Copy the data exactly as it appears, and do not include any pictures.

— start Records for the task —

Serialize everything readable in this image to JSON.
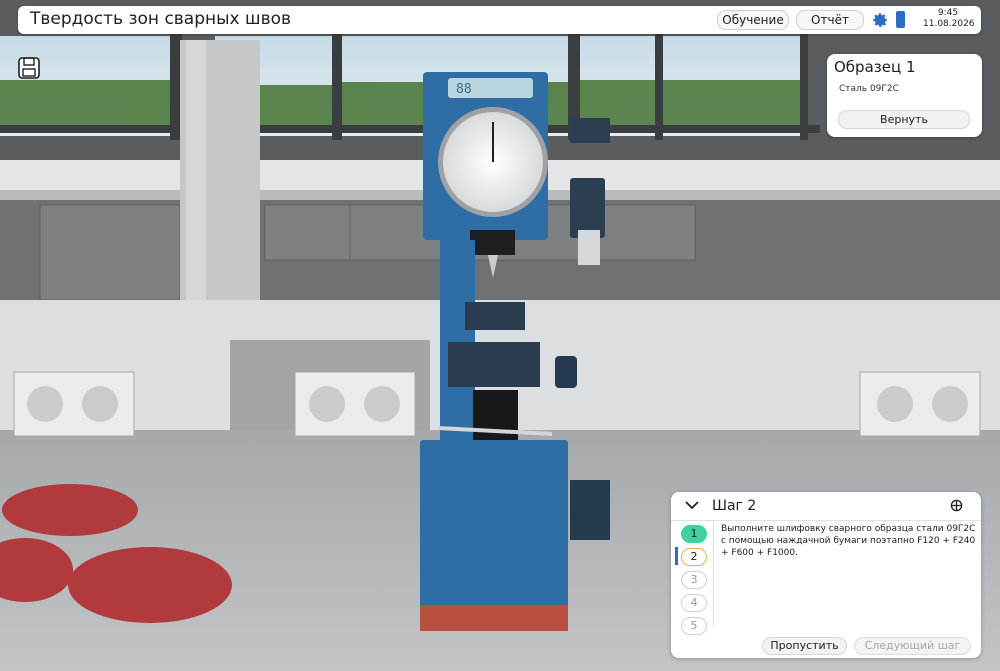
{
  "header": {
    "title": "Твердость зон сварных швов",
    "training_label": "Обучение",
    "report_label": "Отчёт",
    "time": "9:45",
    "date": "11.08.2026",
    "icons": [
      "gear-icon",
      "phone-icon"
    ]
  },
  "toolbar": {
    "save_icon": "save-icon"
  },
  "sample_panel": {
    "title": "Образец 1",
    "material": "Сталь 09Г2С",
    "return_label": "Вернуть"
  },
  "step_panel": {
    "title": "Шаг 2",
    "steps": [
      "1",
      "2",
      "3",
      "4",
      "5"
    ],
    "text": "Выполните шлифовку сварного образца стали 09Г2С с помощью наждачной бумаги поэтапно F120 + F240 + F600 + F1000.",
    "skip_label": "Пропустить",
    "next_label": "Следующий шаг"
  },
  "device": {
    "display": "88"
  },
  "colors": {
    "accent": "#2d6cc4",
    "done": "#3fd0a4",
    "machine": "#2f6da5"
  }
}
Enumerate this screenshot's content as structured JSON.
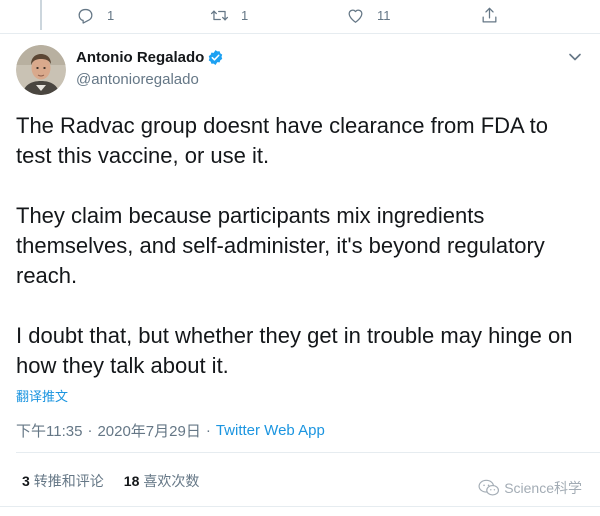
{
  "actions": {
    "reply_count": "1",
    "retweet_count": "1",
    "like_count": "11"
  },
  "author": {
    "name": "Antonio Regalado",
    "handle": "@antonioregalado"
  },
  "tweet": {
    "paragraphs": [
      "The Radvac group doesnt have clearance from FDA to test this vaccine, or use it.",
      "They claim because participants mix ingredients themselves, and self-administer, it's beyond regulatory reach.",
      "I doubt that, but whether they get in trouble may hinge on how they talk about it."
    ],
    "translate_label": "翻译推文"
  },
  "meta": {
    "time": "下午11:35",
    "separator": "·",
    "date": "2020年7月29日",
    "source": "Twitter Web App"
  },
  "stats": {
    "retweets_count": "3",
    "retweets_label": "转推和评论",
    "likes_count": "18",
    "likes_label": "喜欢次数"
  },
  "watermark": {
    "text": "Science科学"
  },
  "colors": {
    "accent": "#1b95e0",
    "muted": "#657786",
    "divider": "#e6ecf0",
    "verified": "#1da1f2"
  }
}
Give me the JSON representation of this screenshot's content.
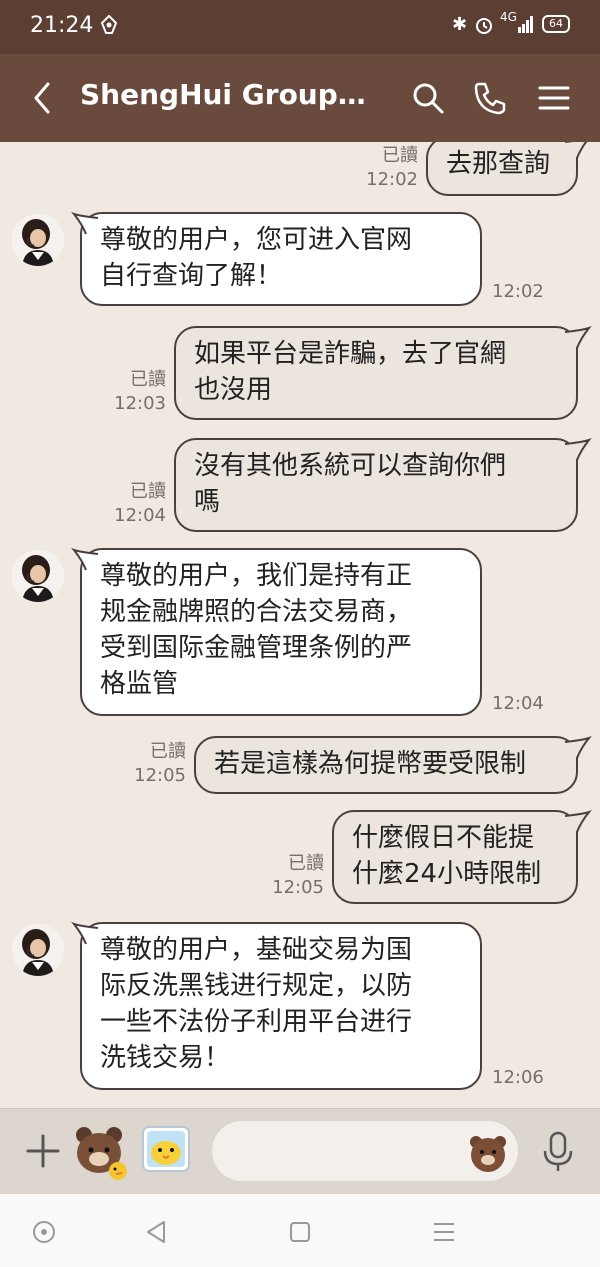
{
  "status_bar": {
    "time": "21:24",
    "network": "4G",
    "battery": "64"
  },
  "header": {
    "title": "ShengHui GroupTt..."
  },
  "messages": [
    {
      "side": "out",
      "text": "去那查詢",
      "read": "已讀",
      "time": "12:02"
    },
    {
      "side": "in",
      "text": "尊敬的用户，您可进入官网\n自行查询了解！",
      "time": "12:02"
    },
    {
      "side": "out",
      "text": "如果平台是詐騙，去了官網\n也沒用",
      "read": "已讀",
      "time": "12:03"
    },
    {
      "side": "out",
      "text": "沒有其他系統可以查詢你們\n嗎",
      "read": "已讀",
      "time": "12:04"
    },
    {
      "side": "in",
      "text": "尊敬的用户，我们是持有正\n规金融牌照的合法交易商，\n受到国际金融管理条例的严\n格监管",
      "time": "12:04"
    },
    {
      "side": "out",
      "text": "若是這樣為何提幣要受限制",
      "read": "已讀",
      "time": "12:05"
    },
    {
      "side": "out",
      "text": "什麼假日不能提\n什麼24小時限制",
      "read": "已讀",
      "time": "12:05"
    },
    {
      "side": "in",
      "text": "尊敬的用户，基础交易为国\n际反洗黑钱进行规定，以防\n一些不法份子利用平台进行\n洗钱交易！",
      "time": "12:06"
    }
  ],
  "input": {
    "placeholder": ""
  },
  "colors": {
    "header": "#6a4a3c",
    "status_bar": "#5b3f33",
    "chat_bg": "#efe9e2",
    "bubble_in": "#ffffff",
    "bubble_out": "#ebe5de"
  }
}
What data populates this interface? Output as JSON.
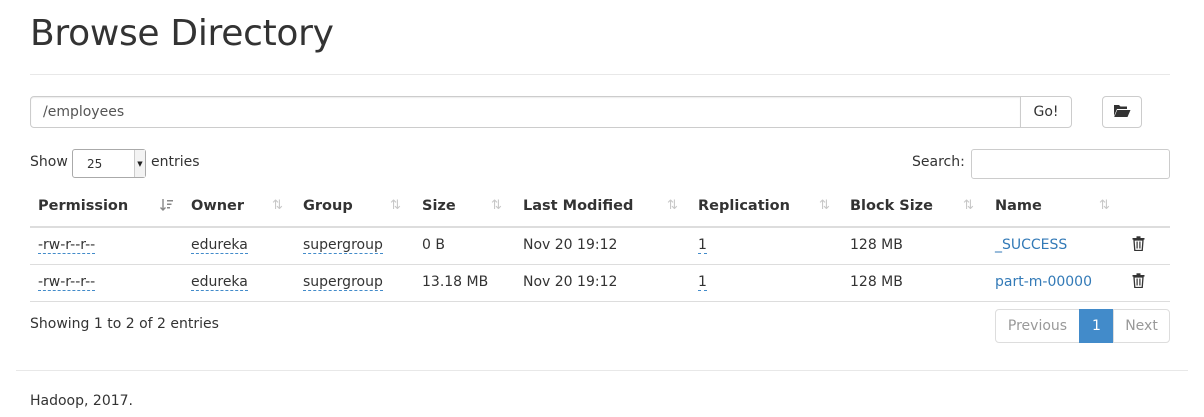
{
  "page": {
    "title": "Browse Directory"
  },
  "path_bar": {
    "value": "/employees",
    "go_label": "Go!"
  },
  "icons": {
    "folder": "folder-open-icon",
    "delete": "trash-icon",
    "sort": "sort-arrows-icon"
  },
  "length_menu": {
    "show_label": "Show",
    "selected": "25",
    "entries_label": "entries"
  },
  "search": {
    "label": "Search:",
    "value": ""
  },
  "table": {
    "columns": [
      "Permission",
      "Owner",
      "Group",
      "Size",
      "Last Modified",
      "Replication",
      "Block Size",
      "Name"
    ],
    "rows": [
      {
        "permission": "-rw-r--r--",
        "owner": "edureka",
        "group": "supergroup",
        "size": "0 B",
        "modified": "Nov 20 19:12",
        "replication": "1",
        "block_size": "128 MB",
        "name": "_SUCCESS"
      },
      {
        "permission": "-rw-r--r--",
        "owner": "edureka",
        "group": "supergroup",
        "size": "13.18 MB",
        "modified": "Nov 20 19:12",
        "replication": "1",
        "block_size": "128 MB",
        "name": "part-m-00000"
      }
    ]
  },
  "table_info": "Showing 1 to 2 of 2 entries",
  "pagination": {
    "previous": "Previous",
    "current": "1",
    "next": "Next"
  },
  "footer": "Hadoop, 2017.",
  "colors": {
    "accent": "#428bca",
    "link": "#337ab7"
  }
}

— end Records for the task —

Exercise result:
Serialize everything readable in this image to JSON.
{
  "header": {
    "title": "Твердость зон сварных швов",
    "training_label": "Обучение",
    "report_label": "Отчёт",
    "time": "9:45",
    "date": "11.08.2026",
    "icons": [
      "gear-icon",
      "phone-icon"
    ]
  },
  "toolbar": {
    "save_icon": "save-icon"
  },
  "sample_panel": {
    "title": "Образец 1",
    "material": "Сталь 09Г2С",
    "return_label": "Вернуть"
  },
  "step_panel": {
    "title": "Шаг 2",
    "steps": [
      "1",
      "2",
      "3",
      "4",
      "5"
    ],
    "text": "Выполните шлифовку сварного образца стали 09Г2С с помощью наждачной бумаги поэтапно F120 + F240 + F600 + F1000.",
    "skip_label": "Пропустить",
    "next_label": "Следующий шаг"
  },
  "device": {
    "display": "88"
  },
  "colors": {
    "accent": "#2d6cc4",
    "done": "#3fd0a4",
    "machine": "#2f6da5"
  }
}
Enumerate this screenshot's content as structured JSON.
{
  "actions": {
    "reply_count": "1",
    "retweet_count": "1",
    "like_count": "11"
  },
  "author": {
    "name": "Antonio Regalado",
    "handle": "@antonioregalado"
  },
  "tweet": {
    "paragraphs": [
      "The Radvac group doesnt have clearance from FDA to test this vaccine, or use it.",
      "They claim because participants mix ingredients themselves, and self-administer, it's beyond regulatory reach.",
      "I doubt that, but whether they get in trouble may hinge on how they talk about it."
    ],
    "translate_label": "翻译推文"
  },
  "meta": {
    "time": "下午11:35",
    "separator": "·",
    "date": "2020年7月29日",
    "source": "Twitter Web App"
  },
  "stats": {
    "retweets_count": "3",
    "retweets_label": "转推和评论",
    "likes_count": "18",
    "likes_label": "喜欢次数"
  },
  "watermark": {
    "text": "Science科学"
  },
  "colors": {
    "accent": "#1b95e0",
    "muted": "#657786",
    "divider": "#e6ecf0",
    "verified": "#1da1f2"
  }
}
Give me the JSON representation of this screenshot's content.
{
  "status_bar": {
    "time": "21:24",
    "network": "4G",
    "battery": "64"
  },
  "header": {
    "title": "ShengHui GroupTt..."
  },
  "messages": [
    {
      "side": "out",
      "text": "去那查詢",
      "read": "已讀",
      "time": "12:02"
    },
    {
      "side": "in",
      "text": "尊敬的用户，您可进入官网\n自行查询了解！",
      "time": "12:02"
    },
    {
      "side": "out",
      "text": "如果平台是詐騙，去了官網\n也沒用",
      "read": "已讀",
      "time": "12:03"
    },
    {
      "side": "out",
      "text": "沒有其他系統可以查詢你們\n嗎",
      "read": "已讀",
      "time": "12:04"
    },
    {
      "side": "in",
      "text": "尊敬的用户，我们是持有正\n规金融牌照的合法交易商，\n受到国际金融管理条例的严\n格监管",
      "time": "12:04"
    },
    {
      "side": "out",
      "text": "若是這樣為何提幣要受限制",
      "read": "已讀",
      "time": "12:05"
    },
    {
      "side": "out",
      "text": "什麼假日不能提\n什麼24小時限制",
      "read": "已讀",
      "time": "12:05"
    },
    {
      "side": "in",
      "text": "尊敬的用户，基础交易为国\n际反洗黑钱进行规定，以防\n一些不法份子利用平台进行\n洗钱交易！",
      "time": "12:06"
    }
  ],
  "input": {
    "placeholder": ""
  },
  "colors": {
    "header": "#6a4a3c",
    "status_bar": "#5b3f33",
    "chat_bg": "#efe9e2",
    "bubble_in": "#ffffff",
    "bubble_out": "#ebe5de"
  }
}
What data populates this interface? Output as JSON.
{
  "page": {
    "title": "Browse Directory"
  },
  "path_bar": {
    "value": "/employees",
    "go_label": "Go!"
  },
  "icons": {
    "folder": "folder-open-icon",
    "delete": "trash-icon",
    "sort": "sort-arrows-icon"
  },
  "length_menu": {
    "show_label": "Show",
    "selected": "25",
    "entries_label": "entries"
  },
  "search": {
    "label": "Search:",
    "value": ""
  },
  "table": {
    "columns": [
      "Permission",
      "Owner",
      "Group",
      "Size",
      "Last Modified",
      "Replication",
      "Block Size",
      "Name"
    ],
    "rows": [
      {
        "permission": "-rw-r--r--",
        "owner": "edureka",
        "group": "supergroup",
        "size": "0 B",
        "modified": "Nov 20 19:12",
        "replication": "1",
        "block_size": "128 MB",
        "name": "_SUCCESS"
      },
      {
        "permission": "-rw-r--r--",
        "owner": "edureka",
        "group": "supergroup",
        "size": "13.18 MB",
        "modified": "Nov 20 19:12",
        "replication": "1",
        "block_size": "128 MB",
        "name": "part-m-00000"
      }
    ]
  },
  "table_info": "Showing 1 to 2 of 2 entries",
  "pagination": {
    "previous": "Previous",
    "current": "1",
    "next": "Next"
  },
  "footer": "Hadoop, 2017.",
  "colors": {
    "accent": "#428bca",
    "link": "#337ab7"
  }
}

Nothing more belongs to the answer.